## GIVEN INFORMATION
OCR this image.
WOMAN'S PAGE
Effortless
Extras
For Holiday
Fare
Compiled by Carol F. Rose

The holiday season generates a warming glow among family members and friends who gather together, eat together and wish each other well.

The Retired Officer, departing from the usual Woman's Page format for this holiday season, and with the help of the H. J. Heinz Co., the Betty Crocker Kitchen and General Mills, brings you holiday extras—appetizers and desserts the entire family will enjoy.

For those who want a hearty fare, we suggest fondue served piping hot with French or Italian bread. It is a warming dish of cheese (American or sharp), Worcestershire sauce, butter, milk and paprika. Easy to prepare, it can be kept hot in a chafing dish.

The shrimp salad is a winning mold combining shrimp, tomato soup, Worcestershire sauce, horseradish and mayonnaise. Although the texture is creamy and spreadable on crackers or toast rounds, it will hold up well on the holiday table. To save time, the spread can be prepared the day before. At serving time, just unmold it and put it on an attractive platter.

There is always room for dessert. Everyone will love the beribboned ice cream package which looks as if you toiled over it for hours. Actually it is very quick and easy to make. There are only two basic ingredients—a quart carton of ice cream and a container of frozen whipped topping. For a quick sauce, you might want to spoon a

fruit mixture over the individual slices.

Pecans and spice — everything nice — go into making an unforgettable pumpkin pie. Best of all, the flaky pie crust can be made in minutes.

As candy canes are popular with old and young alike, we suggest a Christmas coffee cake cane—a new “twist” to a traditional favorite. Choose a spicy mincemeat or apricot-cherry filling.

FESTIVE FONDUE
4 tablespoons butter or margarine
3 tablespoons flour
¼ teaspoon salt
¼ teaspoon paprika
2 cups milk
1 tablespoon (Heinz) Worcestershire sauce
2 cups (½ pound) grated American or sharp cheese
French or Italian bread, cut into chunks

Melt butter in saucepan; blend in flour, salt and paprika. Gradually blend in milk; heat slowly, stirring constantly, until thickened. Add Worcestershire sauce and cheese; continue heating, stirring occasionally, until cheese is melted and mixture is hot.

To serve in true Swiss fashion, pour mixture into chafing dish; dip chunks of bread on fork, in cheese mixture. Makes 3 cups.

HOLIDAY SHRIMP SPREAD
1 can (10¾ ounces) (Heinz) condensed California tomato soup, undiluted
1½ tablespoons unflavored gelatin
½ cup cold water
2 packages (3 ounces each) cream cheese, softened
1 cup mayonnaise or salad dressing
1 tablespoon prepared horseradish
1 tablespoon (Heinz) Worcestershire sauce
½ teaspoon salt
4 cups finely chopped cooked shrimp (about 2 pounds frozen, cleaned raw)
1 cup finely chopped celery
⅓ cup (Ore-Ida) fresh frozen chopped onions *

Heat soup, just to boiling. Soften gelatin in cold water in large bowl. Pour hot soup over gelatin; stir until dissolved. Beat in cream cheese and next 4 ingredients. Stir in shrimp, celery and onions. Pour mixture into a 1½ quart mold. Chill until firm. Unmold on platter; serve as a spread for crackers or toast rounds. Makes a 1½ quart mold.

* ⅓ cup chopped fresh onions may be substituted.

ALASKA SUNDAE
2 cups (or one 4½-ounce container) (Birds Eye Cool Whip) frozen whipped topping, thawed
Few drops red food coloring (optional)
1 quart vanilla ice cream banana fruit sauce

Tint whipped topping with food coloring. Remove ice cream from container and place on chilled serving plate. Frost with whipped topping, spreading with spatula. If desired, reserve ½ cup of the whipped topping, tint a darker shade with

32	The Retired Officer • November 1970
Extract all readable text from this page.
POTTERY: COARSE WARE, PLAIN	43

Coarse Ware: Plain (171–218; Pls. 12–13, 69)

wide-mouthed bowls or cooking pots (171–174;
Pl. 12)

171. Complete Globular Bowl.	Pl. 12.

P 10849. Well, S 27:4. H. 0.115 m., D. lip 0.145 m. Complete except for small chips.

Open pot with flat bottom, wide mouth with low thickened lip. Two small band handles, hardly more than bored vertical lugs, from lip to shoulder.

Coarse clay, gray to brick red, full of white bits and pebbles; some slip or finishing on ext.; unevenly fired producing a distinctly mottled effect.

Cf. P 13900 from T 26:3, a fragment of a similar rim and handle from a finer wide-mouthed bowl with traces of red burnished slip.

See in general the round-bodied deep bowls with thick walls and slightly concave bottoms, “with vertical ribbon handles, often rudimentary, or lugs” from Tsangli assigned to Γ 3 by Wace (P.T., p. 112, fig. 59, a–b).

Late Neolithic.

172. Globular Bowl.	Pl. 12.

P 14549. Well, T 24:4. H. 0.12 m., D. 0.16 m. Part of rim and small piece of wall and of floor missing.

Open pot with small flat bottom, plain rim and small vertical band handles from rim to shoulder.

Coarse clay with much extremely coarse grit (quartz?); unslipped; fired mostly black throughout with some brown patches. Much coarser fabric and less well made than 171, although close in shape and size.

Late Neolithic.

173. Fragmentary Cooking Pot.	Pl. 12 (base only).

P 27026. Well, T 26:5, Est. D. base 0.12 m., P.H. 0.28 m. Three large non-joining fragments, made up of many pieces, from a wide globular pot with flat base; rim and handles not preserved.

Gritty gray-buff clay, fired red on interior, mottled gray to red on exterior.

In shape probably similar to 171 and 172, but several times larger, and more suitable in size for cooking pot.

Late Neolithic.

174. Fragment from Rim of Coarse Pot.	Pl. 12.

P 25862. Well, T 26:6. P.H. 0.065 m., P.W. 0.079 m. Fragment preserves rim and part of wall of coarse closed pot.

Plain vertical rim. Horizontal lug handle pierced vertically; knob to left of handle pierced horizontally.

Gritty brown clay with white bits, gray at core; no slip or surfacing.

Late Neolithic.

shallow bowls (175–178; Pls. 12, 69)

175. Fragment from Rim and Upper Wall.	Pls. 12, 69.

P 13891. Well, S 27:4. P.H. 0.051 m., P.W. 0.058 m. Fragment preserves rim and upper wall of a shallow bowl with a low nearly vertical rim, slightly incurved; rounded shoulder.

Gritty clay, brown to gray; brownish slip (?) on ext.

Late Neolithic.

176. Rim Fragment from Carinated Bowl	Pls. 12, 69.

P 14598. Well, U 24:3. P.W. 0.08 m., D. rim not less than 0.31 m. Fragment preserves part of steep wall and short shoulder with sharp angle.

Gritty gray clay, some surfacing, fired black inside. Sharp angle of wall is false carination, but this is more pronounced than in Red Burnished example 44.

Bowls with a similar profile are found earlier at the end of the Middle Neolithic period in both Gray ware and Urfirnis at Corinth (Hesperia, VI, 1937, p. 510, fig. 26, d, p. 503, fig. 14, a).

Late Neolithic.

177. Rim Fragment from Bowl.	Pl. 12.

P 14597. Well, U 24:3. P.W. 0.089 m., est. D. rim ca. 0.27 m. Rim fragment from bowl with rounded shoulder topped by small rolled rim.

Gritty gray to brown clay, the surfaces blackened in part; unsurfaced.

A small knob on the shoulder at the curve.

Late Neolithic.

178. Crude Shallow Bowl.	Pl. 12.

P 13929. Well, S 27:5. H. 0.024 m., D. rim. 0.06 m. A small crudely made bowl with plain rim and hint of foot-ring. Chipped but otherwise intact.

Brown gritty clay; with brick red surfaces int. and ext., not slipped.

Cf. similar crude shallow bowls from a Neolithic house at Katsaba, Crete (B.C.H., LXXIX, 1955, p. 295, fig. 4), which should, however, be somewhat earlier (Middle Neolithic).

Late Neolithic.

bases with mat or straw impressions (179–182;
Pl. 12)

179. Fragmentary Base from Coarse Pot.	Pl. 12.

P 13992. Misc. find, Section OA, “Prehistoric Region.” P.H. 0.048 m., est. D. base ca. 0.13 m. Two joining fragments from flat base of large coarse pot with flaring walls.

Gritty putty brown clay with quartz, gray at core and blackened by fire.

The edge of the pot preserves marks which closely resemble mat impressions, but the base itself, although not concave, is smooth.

## PROBLEM
How many lines in the entries contain the string "bits"? Answer with the number only.

## REPLY
2